- YOUR OBJECTIVE
Give the data below again, word for word.

Structured figure records:
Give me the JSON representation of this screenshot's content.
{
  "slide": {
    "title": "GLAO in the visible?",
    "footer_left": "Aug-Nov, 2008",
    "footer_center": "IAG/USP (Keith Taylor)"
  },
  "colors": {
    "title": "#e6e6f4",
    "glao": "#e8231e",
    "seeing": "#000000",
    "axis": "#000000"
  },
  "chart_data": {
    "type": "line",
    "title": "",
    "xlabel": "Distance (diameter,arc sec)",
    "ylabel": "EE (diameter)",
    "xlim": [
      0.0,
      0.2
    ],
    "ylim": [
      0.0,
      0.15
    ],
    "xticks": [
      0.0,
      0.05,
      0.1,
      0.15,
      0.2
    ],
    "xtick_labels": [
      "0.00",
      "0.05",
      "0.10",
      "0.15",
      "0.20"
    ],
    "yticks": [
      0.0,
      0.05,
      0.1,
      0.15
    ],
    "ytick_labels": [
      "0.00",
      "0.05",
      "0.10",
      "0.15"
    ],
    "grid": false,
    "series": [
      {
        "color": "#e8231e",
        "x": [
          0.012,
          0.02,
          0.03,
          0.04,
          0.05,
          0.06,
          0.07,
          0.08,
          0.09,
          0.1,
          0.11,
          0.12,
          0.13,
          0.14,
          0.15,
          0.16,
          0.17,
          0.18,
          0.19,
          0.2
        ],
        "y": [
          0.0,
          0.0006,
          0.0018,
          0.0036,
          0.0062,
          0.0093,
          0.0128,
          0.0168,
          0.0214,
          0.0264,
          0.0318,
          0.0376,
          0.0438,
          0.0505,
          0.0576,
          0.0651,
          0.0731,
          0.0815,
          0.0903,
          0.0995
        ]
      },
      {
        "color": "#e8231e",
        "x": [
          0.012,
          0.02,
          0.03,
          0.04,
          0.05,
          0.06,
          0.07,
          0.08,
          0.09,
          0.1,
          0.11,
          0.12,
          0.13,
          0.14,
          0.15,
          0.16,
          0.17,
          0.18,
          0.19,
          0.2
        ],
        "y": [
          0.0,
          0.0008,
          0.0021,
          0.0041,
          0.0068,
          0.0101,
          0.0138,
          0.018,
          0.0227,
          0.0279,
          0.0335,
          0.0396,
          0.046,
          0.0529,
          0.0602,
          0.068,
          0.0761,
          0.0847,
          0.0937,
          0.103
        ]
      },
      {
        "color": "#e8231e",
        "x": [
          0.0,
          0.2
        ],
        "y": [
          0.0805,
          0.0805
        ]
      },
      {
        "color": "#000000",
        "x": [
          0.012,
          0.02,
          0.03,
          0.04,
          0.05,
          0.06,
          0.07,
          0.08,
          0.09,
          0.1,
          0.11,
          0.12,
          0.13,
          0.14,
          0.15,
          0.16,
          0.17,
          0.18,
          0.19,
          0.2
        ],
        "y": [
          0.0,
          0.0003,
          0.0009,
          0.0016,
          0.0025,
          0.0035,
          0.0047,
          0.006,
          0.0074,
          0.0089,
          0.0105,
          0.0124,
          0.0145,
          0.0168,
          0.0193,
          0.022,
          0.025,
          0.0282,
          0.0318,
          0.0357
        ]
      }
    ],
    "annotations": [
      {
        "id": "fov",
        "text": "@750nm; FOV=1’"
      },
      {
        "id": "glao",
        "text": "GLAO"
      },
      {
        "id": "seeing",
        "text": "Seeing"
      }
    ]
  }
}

- ANSWER BELOW
Give me the JSON representation of this screenshot's content.
{
  "slide": {
    "title": "GLAO in the visible?",
    "footer_left": "Aug-Nov, 2008",
    "footer_center": "IAG/USP (Keith Taylor)"
  },
  "colors": {
    "title": "#e6e6f4",
    "glao": "#e8231e",
    "seeing": "#000000",
    "axis": "#000000"
  },
  "chart_data": {
    "type": "line",
    "title": "",
    "xlabel": "Distance (diameter,arc sec)",
    "ylabel": "EE (diameter)",
    "xlim": [
      0.0,
      0.2
    ],
    "ylim": [
      0.0,
      0.15
    ],
    "xticks": [
      0.0,
      0.05,
      0.1,
      0.15,
      0.2
    ],
    "xtick_labels": [
      "0.00",
      "0.05",
      "0.10",
      "0.15",
      "0.20"
    ],
    "yticks": [
      0.0,
      0.05,
      0.1,
      0.15
    ],
    "ytick_labels": [
      "0.00",
      "0.05",
      "0.10",
      "0.15"
    ],
    "grid": false,
    "series": [
      {
        "color": "#e8231e",
        "x": [
          0.012,
          0.02,
          0.03,
          0.04,
          0.05,
          0.06,
          0.07,
          0.08,
          0.09,
          0.1,
          0.11,
          0.12,
          0.13,
          0.14,
          0.15,
          0.16,
          0.17,
          0.18,
          0.19,
          0.2
        ],
        "y": [
          0.0,
          0.0006,
          0.0018,
          0.0036,
          0.0062,
          0.0093,
          0.0128,
          0.0168,
          0.0214,
          0.0264,
          0.0318,
          0.0376,
          0.0438,
          0.0505,
          0.0576,
          0.0651,
          0.0731,
          0.0815,
          0.0903,
          0.0995
        ]
      },
      {
        "color": "#e8231e",
        "x": [
          0.012,
          0.02,
          0.03,
          0.04,
          0.05,
          0.06,
          0.07,
          0.08,
          0.09,
          0.1,
          0.11,
          0.12,
          0.13,
          0.14,
          0.15,
          0.16,
          0.17,
          0.18,
          0.19,
          0.2
        ],
        "y": [
          0.0,
          0.0008,
          0.0021,
          0.0041,
          0.0068,
          0.0101,
          0.0138,
          0.018,
          0.0227,
          0.0279,
          0.0335,
          0.0396,
          0.046,
          0.0529,
          0.0602,
          0.068,
          0.0761,
          0.0847,
          0.0937,
          0.103
        ]
      },
      {
        "color": "#e8231e",
        "x": [
          0.0,
          0.2
        ],
        "y": [
          0.0805,
          0.0805
        ]
      },
      {
        "color": "#000000",
        "x": [
          0.012,
          0.02,
          0.03,
          0.04,
          0.05,
          0.06,
          0.07,
          0.08,
          0.09,
          0.1,
          0.11,
          0.12,
          0.13,
          0.14,
          0.15,
          0.16,
          0.17,
          0.18,
          0.19,
          0.2
        ],
        "y": [
          0.0,
          0.0003,
          0.0009,
          0.0016,
          0.0025,
          0.0035,
          0.0047,
          0.006,
          0.0074,
          0.0089,
          0.0105,
          0.0124,
          0.0145,
          0.0168,
          0.0193,
          0.022,
          0.025,
          0.0282,
          0.0318,
          0.0357
        ]
      }
    ],
    "annotations": [
      {
        "id": "fov",
        "text": "@750nm; FOV=1’"
      },
      {
        "id": "glao",
        "text": "GLAO"
      },
      {
        "id": "seeing",
        "text": "Seeing"
      }
    ]
  }
}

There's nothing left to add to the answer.